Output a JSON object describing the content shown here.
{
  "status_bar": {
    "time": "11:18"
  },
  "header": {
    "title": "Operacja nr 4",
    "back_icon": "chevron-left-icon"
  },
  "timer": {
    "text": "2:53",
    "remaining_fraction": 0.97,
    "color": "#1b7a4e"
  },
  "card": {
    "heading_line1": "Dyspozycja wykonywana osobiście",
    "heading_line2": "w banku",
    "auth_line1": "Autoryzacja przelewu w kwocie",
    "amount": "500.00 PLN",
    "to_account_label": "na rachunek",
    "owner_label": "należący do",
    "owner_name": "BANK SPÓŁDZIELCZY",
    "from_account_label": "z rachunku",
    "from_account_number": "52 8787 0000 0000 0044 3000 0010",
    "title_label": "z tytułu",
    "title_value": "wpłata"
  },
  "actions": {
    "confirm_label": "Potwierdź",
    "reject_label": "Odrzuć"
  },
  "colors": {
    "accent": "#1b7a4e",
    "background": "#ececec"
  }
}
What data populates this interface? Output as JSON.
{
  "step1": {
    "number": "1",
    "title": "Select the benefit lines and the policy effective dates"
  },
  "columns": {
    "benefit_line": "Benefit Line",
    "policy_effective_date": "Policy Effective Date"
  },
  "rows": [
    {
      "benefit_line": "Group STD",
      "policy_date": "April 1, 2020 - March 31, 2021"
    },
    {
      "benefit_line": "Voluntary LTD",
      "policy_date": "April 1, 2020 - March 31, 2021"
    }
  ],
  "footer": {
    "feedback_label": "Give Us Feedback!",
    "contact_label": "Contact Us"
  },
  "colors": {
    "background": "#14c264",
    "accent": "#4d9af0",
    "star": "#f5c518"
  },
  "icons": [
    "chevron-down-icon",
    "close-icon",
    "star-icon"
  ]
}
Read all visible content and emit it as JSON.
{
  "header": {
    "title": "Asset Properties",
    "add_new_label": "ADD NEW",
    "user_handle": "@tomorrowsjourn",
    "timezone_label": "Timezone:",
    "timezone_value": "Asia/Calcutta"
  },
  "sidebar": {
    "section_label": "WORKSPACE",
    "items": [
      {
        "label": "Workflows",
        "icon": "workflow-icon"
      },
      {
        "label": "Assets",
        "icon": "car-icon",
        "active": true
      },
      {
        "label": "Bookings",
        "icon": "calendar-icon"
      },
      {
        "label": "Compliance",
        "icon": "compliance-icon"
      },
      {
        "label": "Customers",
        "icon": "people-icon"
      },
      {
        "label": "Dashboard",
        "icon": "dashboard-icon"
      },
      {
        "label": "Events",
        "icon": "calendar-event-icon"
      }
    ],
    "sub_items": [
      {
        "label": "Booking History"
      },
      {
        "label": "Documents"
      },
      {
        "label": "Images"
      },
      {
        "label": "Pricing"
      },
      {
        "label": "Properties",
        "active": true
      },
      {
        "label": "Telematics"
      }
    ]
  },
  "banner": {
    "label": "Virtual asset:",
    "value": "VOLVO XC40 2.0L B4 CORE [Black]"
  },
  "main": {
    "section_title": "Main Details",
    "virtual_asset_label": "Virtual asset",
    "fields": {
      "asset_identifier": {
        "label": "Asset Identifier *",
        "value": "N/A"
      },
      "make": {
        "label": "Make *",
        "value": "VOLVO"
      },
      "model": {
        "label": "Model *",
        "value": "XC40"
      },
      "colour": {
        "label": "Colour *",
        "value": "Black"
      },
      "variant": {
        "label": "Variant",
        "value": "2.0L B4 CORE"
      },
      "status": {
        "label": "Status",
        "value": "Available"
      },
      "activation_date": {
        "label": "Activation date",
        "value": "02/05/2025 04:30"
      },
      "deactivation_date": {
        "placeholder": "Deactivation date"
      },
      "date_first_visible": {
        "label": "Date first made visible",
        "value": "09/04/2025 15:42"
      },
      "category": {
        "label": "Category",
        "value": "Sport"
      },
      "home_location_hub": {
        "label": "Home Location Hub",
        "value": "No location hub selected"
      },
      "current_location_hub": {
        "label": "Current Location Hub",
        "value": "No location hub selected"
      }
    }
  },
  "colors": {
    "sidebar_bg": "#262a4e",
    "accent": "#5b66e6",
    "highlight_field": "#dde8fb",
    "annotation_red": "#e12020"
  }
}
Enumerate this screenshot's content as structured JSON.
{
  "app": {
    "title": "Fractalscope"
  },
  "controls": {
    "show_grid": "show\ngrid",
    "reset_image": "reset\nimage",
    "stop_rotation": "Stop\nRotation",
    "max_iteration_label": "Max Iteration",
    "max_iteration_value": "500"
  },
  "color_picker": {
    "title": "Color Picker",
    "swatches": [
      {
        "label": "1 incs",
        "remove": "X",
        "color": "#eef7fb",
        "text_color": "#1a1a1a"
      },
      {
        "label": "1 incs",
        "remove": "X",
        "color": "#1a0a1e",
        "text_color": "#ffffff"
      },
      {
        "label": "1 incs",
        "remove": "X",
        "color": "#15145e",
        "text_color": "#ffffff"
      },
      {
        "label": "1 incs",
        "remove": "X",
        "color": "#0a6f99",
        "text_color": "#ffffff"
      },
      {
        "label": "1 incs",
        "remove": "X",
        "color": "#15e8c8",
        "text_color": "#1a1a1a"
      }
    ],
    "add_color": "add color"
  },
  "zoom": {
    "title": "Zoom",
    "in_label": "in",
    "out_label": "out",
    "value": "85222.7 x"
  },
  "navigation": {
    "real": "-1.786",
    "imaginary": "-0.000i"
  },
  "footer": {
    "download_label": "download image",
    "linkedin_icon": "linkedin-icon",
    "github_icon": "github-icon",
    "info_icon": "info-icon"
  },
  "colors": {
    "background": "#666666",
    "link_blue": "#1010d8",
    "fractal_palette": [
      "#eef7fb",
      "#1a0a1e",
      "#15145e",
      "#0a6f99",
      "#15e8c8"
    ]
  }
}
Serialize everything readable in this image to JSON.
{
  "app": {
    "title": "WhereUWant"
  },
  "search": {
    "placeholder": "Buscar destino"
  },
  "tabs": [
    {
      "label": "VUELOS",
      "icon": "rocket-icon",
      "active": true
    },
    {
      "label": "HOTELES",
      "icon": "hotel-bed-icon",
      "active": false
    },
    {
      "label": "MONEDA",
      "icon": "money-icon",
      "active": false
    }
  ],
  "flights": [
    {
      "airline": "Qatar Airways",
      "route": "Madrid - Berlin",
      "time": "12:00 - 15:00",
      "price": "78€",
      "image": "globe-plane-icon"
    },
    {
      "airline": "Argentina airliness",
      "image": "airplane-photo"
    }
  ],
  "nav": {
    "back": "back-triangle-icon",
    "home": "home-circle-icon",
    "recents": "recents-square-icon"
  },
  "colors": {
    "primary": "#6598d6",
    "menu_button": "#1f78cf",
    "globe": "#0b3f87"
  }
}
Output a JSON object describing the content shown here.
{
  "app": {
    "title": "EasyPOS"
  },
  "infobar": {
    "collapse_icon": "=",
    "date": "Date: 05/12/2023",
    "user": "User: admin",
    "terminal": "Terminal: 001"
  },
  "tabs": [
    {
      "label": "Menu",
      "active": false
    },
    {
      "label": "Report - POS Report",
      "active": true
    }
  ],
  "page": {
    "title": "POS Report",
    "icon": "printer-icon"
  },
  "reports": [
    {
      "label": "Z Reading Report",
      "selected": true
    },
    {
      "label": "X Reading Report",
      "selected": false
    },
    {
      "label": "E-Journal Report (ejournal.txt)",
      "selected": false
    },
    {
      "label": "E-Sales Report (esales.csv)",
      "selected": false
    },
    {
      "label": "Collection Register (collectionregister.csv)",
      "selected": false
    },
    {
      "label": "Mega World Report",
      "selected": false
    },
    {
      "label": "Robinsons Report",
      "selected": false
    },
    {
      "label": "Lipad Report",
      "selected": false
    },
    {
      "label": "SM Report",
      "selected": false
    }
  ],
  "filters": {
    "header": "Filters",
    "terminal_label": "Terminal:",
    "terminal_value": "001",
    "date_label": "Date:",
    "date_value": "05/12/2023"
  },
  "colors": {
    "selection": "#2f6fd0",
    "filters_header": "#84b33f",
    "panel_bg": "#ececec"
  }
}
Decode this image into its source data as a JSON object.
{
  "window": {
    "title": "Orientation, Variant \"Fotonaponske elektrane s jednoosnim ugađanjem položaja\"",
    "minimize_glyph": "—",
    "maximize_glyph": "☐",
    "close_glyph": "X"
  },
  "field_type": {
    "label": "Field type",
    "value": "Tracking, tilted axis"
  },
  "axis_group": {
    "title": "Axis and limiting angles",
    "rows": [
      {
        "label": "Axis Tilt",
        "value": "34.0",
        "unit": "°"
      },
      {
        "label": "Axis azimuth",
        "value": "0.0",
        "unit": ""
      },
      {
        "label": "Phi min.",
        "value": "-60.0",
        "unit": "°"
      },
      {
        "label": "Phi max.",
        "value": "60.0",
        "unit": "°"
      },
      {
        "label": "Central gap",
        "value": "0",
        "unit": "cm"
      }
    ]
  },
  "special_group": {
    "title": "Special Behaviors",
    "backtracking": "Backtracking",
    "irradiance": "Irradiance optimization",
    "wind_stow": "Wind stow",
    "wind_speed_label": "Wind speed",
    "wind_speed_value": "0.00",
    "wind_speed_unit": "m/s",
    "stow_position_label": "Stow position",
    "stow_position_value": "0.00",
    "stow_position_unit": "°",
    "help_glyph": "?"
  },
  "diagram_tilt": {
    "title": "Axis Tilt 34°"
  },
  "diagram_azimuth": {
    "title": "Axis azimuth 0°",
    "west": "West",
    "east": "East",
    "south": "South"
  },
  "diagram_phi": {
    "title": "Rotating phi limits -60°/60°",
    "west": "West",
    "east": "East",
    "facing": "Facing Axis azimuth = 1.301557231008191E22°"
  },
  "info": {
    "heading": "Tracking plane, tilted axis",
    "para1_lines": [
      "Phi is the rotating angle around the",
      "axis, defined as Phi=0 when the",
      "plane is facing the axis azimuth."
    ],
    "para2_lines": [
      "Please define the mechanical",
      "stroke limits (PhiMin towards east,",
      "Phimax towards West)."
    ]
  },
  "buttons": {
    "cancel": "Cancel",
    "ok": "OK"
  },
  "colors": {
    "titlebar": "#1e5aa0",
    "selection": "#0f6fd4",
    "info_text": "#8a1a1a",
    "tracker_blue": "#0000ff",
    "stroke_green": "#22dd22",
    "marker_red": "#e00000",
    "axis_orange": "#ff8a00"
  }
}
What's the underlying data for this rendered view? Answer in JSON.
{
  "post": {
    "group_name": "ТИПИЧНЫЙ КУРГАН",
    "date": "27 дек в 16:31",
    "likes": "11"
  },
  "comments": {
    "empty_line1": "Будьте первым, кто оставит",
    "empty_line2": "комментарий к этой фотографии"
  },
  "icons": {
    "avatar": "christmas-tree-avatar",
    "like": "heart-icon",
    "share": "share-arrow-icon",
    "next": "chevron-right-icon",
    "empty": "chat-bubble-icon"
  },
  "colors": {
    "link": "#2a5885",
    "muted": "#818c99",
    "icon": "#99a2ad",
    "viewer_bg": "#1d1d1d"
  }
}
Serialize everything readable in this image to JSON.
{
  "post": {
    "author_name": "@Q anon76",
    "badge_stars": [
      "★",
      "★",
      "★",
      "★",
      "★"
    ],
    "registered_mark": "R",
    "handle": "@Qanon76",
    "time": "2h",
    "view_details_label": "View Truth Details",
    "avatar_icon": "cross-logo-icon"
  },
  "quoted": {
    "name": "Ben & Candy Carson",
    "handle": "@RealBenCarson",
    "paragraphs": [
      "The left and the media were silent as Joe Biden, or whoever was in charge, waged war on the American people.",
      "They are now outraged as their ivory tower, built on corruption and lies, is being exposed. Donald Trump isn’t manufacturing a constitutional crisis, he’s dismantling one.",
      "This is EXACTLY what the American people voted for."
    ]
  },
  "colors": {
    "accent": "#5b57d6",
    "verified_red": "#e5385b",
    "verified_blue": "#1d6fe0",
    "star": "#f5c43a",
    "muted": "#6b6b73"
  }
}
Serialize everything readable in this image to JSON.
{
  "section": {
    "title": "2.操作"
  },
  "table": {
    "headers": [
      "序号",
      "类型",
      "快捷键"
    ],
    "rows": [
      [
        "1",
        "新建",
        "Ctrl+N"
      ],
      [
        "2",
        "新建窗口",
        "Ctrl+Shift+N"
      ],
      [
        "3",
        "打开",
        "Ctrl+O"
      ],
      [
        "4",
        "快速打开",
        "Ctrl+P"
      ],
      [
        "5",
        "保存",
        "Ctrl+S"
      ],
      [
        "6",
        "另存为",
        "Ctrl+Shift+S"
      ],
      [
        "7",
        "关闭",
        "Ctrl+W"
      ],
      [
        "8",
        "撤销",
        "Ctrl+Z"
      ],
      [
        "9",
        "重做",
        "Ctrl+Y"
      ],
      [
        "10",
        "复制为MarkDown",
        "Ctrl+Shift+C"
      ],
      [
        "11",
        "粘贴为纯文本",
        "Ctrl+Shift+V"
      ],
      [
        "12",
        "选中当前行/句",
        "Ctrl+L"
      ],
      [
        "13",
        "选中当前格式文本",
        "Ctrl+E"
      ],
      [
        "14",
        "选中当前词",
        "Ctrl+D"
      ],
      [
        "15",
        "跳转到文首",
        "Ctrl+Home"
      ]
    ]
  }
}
== == ==
Select every line of the records holding the string "Black".

SOLUTION FOR THIS EXERCISE:
    "value": "VOLVO XC40 2.0L B4 CORE [Black]"
        "value": "Black"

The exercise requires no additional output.